**To be done**
What you return should match every record exactly, with the images removed.

**Entries**
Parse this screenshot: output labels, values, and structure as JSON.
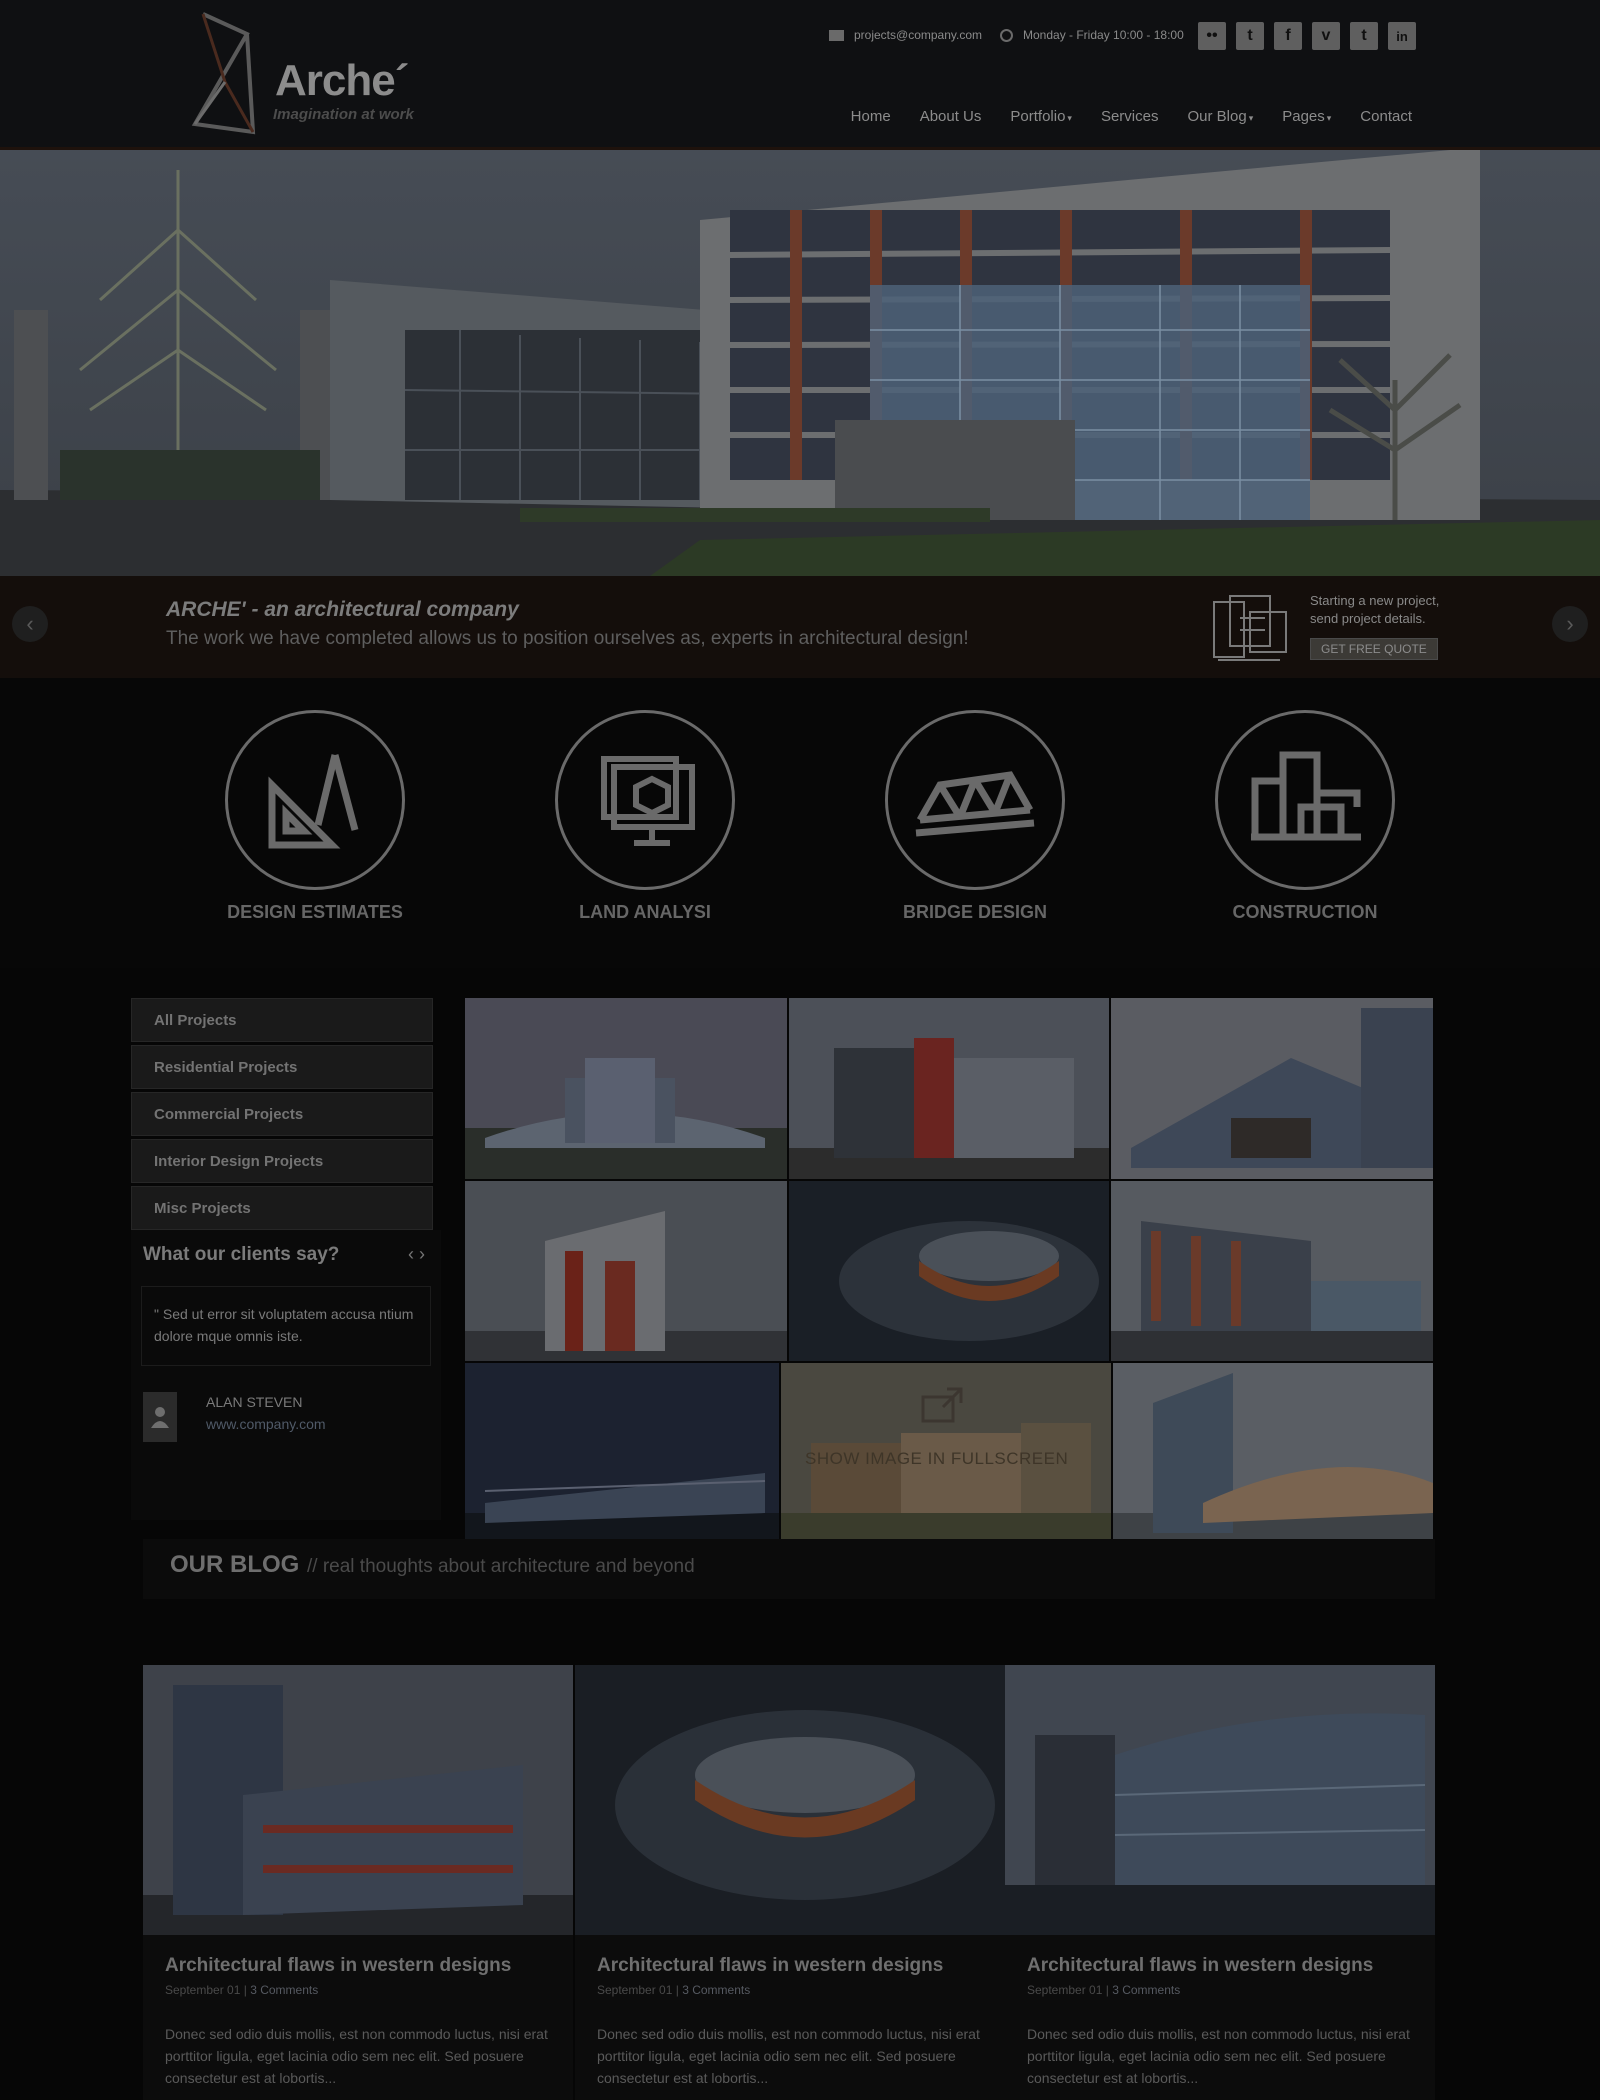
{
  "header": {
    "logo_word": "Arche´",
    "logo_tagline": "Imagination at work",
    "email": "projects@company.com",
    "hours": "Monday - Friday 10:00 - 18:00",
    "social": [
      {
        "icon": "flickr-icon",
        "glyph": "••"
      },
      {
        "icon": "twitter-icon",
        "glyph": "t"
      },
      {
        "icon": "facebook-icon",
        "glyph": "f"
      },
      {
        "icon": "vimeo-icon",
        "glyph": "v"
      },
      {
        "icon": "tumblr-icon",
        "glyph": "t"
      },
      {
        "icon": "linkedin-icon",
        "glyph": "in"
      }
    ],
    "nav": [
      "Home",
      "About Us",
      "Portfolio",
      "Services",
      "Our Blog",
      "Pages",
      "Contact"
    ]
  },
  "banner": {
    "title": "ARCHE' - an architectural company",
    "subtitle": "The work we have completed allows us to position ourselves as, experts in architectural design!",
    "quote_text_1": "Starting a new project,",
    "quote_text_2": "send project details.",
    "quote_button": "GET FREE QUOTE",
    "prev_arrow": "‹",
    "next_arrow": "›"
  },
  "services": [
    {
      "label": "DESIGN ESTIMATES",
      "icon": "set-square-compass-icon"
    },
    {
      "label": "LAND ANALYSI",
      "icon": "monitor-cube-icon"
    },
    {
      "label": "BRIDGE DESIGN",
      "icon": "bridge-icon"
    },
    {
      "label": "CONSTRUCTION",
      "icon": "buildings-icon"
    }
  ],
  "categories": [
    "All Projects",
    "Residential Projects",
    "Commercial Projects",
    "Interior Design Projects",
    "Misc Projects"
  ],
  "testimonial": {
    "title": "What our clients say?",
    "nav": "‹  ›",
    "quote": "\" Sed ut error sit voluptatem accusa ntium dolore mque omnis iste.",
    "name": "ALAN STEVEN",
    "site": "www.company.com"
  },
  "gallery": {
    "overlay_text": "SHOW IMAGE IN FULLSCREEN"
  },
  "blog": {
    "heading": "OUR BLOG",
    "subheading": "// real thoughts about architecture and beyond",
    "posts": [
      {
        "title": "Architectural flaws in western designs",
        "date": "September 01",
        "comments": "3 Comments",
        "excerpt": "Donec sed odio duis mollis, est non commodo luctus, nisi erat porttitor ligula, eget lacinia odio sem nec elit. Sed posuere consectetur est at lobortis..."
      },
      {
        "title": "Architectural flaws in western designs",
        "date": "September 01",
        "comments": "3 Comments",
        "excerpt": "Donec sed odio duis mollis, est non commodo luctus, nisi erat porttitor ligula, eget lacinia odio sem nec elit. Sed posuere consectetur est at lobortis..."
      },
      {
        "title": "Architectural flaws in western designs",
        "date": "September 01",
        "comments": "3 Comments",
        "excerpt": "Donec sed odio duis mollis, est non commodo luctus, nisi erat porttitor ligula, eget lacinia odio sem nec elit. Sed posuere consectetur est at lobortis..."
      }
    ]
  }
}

**Final result**
Parse this screenshot: output labels, values, and structure as JSON.
{
  "header": {
    "logo_word": "Arche´",
    "logo_tagline": "Imagination at work",
    "email": "projects@company.com",
    "hours": "Monday - Friday 10:00 - 18:00",
    "social": [
      {
        "icon": "flickr-icon",
        "glyph": "••"
      },
      {
        "icon": "twitter-icon",
        "glyph": "t"
      },
      {
        "icon": "facebook-icon",
        "glyph": "f"
      },
      {
        "icon": "vimeo-icon",
        "glyph": "v"
      },
      {
        "icon": "tumblr-icon",
        "glyph": "t"
      },
      {
        "icon": "linkedin-icon",
        "glyph": "in"
      }
    ],
    "nav": [
      "Home",
      "About Us",
      "Portfolio",
      "Services",
      "Our Blog",
      "Pages",
      "Contact"
    ]
  },
  "banner": {
    "title": "ARCHE' - an architectural company",
    "subtitle": "The work we have completed allows us to position ourselves as, experts in architectural design!",
    "quote_text_1": "Starting a new project,",
    "quote_text_2": "send project details.",
    "quote_button": "GET FREE QUOTE",
    "prev_arrow": "‹",
    "next_arrow": "›"
  },
  "services": [
    {
      "label": "DESIGN ESTIMATES",
      "icon": "set-square-compass-icon"
    },
    {
      "label": "LAND ANALYSI",
      "icon": "monitor-cube-icon"
    },
    {
      "label": "BRIDGE DESIGN",
      "icon": "bridge-icon"
    },
    {
      "label": "CONSTRUCTION",
      "icon": "buildings-icon"
    }
  ],
  "categories": [
    "All Projects",
    "Residential Projects",
    "Commercial Projects",
    "Interior Design Projects",
    "Misc Projects"
  ],
  "testimonial": {
    "title": "What our clients say?",
    "nav": "‹  ›",
    "quote": "\" Sed ut error sit voluptatem accusa ntium dolore mque omnis iste.",
    "name": "ALAN STEVEN",
    "site": "www.company.com"
  },
  "gallery": {
    "overlay_text": "SHOW IMAGE IN FULLSCREEN"
  },
  "blog": {
    "heading": "OUR BLOG",
    "subheading": "// real thoughts about architecture and beyond",
    "posts": [
      {
        "title": "Architectural flaws in western designs",
        "date": "September 01",
        "comments": "3 Comments",
        "excerpt": "Donec sed odio duis mollis, est non commodo luctus, nisi erat porttitor ligula, eget lacinia odio sem nec elit. Sed posuere consectetur est at lobortis..."
      },
      {
        "title": "Architectural flaws in western designs",
        "date": "September 01",
        "comments": "3 Comments",
        "excerpt": "Donec sed odio duis mollis, est non commodo luctus, nisi erat porttitor ligula, eget lacinia odio sem nec elit. Sed posuere consectetur est at lobortis..."
      },
      {
        "title": "Architectural flaws in western designs",
        "date": "September 01",
        "comments": "3 Comments",
        "excerpt": "Donec sed odio duis mollis, est non commodo luctus, nisi erat porttitor ligula, eget lacinia odio sem nec elit. Sed posuere consectetur est at lobortis..."
      }
    ]
  }
}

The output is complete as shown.